§ WHAT IS NEEDED
Repeat each line word for word.
%%
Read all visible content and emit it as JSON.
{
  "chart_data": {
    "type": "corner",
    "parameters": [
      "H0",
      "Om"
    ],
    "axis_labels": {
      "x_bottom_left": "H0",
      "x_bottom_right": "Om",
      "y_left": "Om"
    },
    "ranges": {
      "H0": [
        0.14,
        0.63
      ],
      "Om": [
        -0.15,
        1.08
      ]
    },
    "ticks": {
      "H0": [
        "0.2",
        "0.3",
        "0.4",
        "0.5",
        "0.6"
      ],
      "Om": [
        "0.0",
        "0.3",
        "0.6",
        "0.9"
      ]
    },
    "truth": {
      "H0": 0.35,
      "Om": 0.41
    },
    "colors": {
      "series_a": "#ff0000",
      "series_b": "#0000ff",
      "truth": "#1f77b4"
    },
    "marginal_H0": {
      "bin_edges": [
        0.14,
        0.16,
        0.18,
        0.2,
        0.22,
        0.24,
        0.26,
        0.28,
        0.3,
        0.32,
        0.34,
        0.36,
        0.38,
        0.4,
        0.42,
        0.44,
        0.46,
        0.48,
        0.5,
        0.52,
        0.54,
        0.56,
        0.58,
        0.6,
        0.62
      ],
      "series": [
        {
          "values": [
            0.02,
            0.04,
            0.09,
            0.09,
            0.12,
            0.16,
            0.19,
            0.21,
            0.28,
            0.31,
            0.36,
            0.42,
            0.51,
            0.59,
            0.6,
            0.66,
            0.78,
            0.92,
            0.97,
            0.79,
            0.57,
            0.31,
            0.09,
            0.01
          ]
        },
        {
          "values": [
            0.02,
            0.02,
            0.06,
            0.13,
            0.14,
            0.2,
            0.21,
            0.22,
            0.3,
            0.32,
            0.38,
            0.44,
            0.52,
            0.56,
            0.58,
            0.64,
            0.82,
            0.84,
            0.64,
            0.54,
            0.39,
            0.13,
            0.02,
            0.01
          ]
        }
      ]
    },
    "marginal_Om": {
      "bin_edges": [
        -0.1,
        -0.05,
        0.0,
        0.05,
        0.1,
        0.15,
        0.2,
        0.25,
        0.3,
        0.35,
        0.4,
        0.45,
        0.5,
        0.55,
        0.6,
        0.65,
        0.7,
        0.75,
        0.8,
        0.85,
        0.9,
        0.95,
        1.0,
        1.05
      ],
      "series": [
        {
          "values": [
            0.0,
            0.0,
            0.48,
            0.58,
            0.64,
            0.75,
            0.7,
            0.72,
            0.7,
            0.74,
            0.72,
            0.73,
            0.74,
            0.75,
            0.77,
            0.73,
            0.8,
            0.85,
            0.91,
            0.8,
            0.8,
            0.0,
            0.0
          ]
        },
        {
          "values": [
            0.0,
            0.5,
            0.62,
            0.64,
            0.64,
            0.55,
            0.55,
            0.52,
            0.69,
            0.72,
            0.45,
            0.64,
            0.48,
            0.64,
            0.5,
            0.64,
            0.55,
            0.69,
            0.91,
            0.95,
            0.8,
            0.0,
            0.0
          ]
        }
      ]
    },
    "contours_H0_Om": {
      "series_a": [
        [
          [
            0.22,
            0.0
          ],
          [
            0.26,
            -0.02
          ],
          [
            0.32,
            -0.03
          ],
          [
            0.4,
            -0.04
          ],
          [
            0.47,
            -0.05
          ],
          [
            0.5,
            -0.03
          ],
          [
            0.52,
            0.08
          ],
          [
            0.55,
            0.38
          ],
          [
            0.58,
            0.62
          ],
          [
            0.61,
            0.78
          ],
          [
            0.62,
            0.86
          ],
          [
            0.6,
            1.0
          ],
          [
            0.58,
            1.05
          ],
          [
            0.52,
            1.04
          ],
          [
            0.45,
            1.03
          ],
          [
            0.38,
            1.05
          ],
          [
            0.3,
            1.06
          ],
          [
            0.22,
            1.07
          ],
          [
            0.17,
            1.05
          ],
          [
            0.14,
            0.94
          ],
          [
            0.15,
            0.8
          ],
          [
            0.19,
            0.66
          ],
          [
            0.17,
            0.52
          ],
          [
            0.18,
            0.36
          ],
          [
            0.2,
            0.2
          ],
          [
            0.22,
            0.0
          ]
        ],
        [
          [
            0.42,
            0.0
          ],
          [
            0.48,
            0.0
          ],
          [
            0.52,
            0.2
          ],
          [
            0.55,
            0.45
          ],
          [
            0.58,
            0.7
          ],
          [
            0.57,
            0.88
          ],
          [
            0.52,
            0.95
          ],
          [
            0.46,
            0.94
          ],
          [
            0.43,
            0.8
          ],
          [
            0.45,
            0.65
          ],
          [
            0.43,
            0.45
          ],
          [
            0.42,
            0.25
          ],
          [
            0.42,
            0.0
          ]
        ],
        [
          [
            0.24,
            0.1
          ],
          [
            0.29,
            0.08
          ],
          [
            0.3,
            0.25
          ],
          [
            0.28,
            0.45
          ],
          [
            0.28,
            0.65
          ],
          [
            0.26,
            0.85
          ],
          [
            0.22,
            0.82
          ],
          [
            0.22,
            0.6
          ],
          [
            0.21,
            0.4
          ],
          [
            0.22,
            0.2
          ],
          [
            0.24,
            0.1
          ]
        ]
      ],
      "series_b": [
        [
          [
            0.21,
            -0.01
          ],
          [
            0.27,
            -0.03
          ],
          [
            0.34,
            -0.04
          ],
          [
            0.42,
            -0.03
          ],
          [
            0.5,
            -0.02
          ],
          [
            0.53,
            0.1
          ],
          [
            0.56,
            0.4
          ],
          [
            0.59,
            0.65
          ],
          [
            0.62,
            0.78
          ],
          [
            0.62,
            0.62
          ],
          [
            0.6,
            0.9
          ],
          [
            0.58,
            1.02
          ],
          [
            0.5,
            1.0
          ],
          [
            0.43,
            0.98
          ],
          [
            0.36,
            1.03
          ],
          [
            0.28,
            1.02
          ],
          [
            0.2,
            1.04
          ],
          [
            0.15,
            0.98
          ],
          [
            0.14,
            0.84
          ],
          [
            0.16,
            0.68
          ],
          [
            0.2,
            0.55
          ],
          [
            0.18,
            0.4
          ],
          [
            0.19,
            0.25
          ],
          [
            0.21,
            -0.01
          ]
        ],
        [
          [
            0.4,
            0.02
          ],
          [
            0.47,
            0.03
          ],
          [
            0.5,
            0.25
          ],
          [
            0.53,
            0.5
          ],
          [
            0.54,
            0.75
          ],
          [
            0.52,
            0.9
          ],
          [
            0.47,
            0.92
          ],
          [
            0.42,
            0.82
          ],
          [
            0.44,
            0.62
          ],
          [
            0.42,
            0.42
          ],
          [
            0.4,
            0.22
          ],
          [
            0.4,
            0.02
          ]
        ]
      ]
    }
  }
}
%%
§ COMPLETE ANSWER
Read all visible content and emit it as JSON.
{
  "chart_data": {
    "type": "corner",
    "parameters": [
      "H0",
      "Om"
    ],
    "axis_labels": {
      "x_bottom_left": "H0",
      "x_bottom_right": "Om",
      "y_left": "Om"
    },
    "ranges": {
      "H0": [
        0.14,
        0.63
      ],
      "Om": [
        -0.15,
        1.08
      ]
    },
    "ticks": {
      "H0": [
        "0.2",
        "0.3",
        "0.4",
        "0.5",
        "0.6"
      ],
      "Om": [
        "0.0",
        "0.3",
        "0.6",
        "0.9"
      ]
    },
    "truth": {
      "H0": 0.35,
      "Om": 0.41
    },
    "colors": {
      "series_a": "#ff0000",
      "series_b": "#0000ff",
      "truth": "#1f77b4"
    },
    "marginal_H0": {
      "bin_edges": [
        0.14,
        0.16,
        0.18,
        0.2,
        0.22,
        0.24,
        0.26,
        0.28,
        0.3,
        0.32,
        0.34,
        0.36,
        0.38,
        0.4,
        0.42,
        0.44,
        0.46,
        0.48,
        0.5,
        0.52,
        0.54,
        0.56,
        0.58,
        0.6,
        0.62
      ],
      "series": [
        {
          "values": [
            0.02,
            0.04,
            0.09,
            0.09,
            0.12,
            0.16,
            0.19,
            0.21,
            0.28,
            0.31,
            0.36,
            0.42,
            0.51,
            0.59,
            0.6,
            0.66,
            0.78,
            0.92,
            0.97,
            0.79,
            0.57,
            0.31,
            0.09,
            0.01
          ]
        },
        {
          "values": [
            0.02,
            0.02,
            0.06,
            0.13,
            0.14,
            0.2,
            0.21,
            0.22,
            0.3,
            0.32,
            0.38,
            0.44,
            0.52,
            0.56,
            0.58,
            0.64,
            0.82,
            0.84,
            0.64,
            0.54,
            0.39,
            0.13,
            0.02,
            0.01
          ]
        }
      ]
    },
    "marginal_Om": {
      "bin_edges": [
        -0.1,
        -0.05,
        0.0,
        0.05,
        0.1,
        0.15,
        0.2,
        0.25,
        0.3,
        0.35,
        0.4,
        0.45,
        0.5,
        0.55,
        0.6,
        0.65,
        0.7,
        0.75,
        0.8,
        0.85,
        0.9,
        0.95,
        1.0,
        1.05
      ],
      "series": [
        {
          "values": [
            0.0,
            0.0,
            0.48,
            0.58,
            0.64,
            0.75,
            0.7,
            0.72,
            0.7,
            0.74,
            0.72,
            0.73,
            0.74,
            0.75,
            0.77,
            0.73,
            0.8,
            0.85,
            0.91,
            0.8,
            0.8,
            0.0,
            0.0
          ]
        },
        {
          "values": [
            0.0,
            0.5,
            0.62,
            0.64,
            0.64,
            0.55,
            0.55,
            0.52,
            0.69,
            0.72,
            0.45,
            0.64,
            0.48,
            0.64,
            0.5,
            0.64,
            0.55,
            0.69,
            0.91,
            0.95,
            0.8,
            0.0,
            0.0
          ]
        }
      ]
    },
    "contours_H0_Om": {
      "series_a": [
        [
          [
            0.22,
            0.0
          ],
          [
            0.26,
            -0.02
          ],
          [
            0.32,
            -0.03
          ],
          [
            0.4,
            -0.04
          ],
          [
            0.47,
            -0.05
          ],
          [
            0.5,
            -0.03
          ],
          [
            0.52,
            0.08
          ],
          [
            0.55,
            0.38
          ],
          [
            0.58,
            0.62
          ],
          [
            0.61,
            0.78
          ],
          [
            0.62,
            0.86
          ],
          [
            0.6,
            1.0
          ],
          [
            0.58,
            1.05
          ],
          [
            0.52,
            1.04
          ],
          [
            0.45,
            1.03
          ],
          [
            0.38,
            1.05
          ],
          [
            0.3,
            1.06
          ],
          [
            0.22,
            1.07
          ],
          [
            0.17,
            1.05
          ],
          [
            0.14,
            0.94
          ],
          [
            0.15,
            0.8
          ],
          [
            0.19,
            0.66
          ],
          [
            0.17,
            0.52
          ],
          [
            0.18,
            0.36
          ],
          [
            0.2,
            0.2
          ],
          [
            0.22,
            0.0
          ]
        ],
        [
          [
            0.42,
            0.0
          ],
          [
            0.48,
            0.0
          ],
          [
            0.52,
            0.2
          ],
          [
            0.55,
            0.45
          ],
          [
            0.58,
            0.7
          ],
          [
            0.57,
            0.88
          ],
          [
            0.52,
            0.95
          ],
          [
            0.46,
            0.94
          ],
          [
            0.43,
            0.8
          ],
          [
            0.45,
            0.65
          ],
          [
            0.43,
            0.45
          ],
          [
            0.42,
            0.25
          ],
          [
            0.42,
            0.0
          ]
        ],
        [
          [
            0.24,
            0.1
          ],
          [
            0.29,
            0.08
          ],
          [
            0.3,
            0.25
          ],
          [
            0.28,
            0.45
          ],
          [
            0.28,
            0.65
          ],
          [
            0.26,
            0.85
          ],
          [
            0.22,
            0.82
          ],
          [
            0.22,
            0.6
          ],
          [
            0.21,
            0.4
          ],
          [
            0.22,
            0.2
          ],
          [
            0.24,
            0.1
          ]
        ]
      ],
      "series_b": [
        [
          [
            0.21,
            -0.01
          ],
          [
            0.27,
            -0.03
          ],
          [
            0.34,
            -0.04
          ],
          [
            0.42,
            -0.03
          ],
          [
            0.5,
            -0.02
          ],
          [
            0.53,
            0.1
          ],
          [
            0.56,
            0.4
          ],
          [
            0.59,
            0.65
          ],
          [
            0.62,
            0.78
          ],
          [
            0.62,
            0.62
          ],
          [
            0.6,
            0.9
          ],
          [
            0.58,
            1.02
          ],
          [
            0.5,
            1.0
          ],
          [
            0.43,
            0.98
          ],
          [
            0.36,
            1.03
          ],
          [
            0.28,
            1.02
          ],
          [
            0.2,
            1.04
          ],
          [
            0.15,
            0.98
          ],
          [
            0.14,
            0.84
          ],
          [
            0.16,
            0.68
          ],
          [
            0.2,
            0.55
          ],
          [
            0.18,
            0.4
          ],
          [
            0.19,
            0.25
          ],
          [
            0.21,
            -0.01
          ]
        ],
        [
          [
            0.4,
            0.02
          ],
          [
            0.47,
            0.03
          ],
          [
            0.5,
            0.25
          ],
          [
            0.53,
            0.5
          ],
          [
            0.54,
            0.75
          ],
          [
            0.52,
            0.9
          ],
          [
            0.47,
            0.92
          ],
          [
            0.42,
            0.82
          ],
          [
            0.44,
            0.62
          ],
          [
            0.42,
            0.42
          ],
          [
            0.4,
            0.22
          ],
          [
            0.4,
            0.02
          ]
        ]
      ]
    }
  }
}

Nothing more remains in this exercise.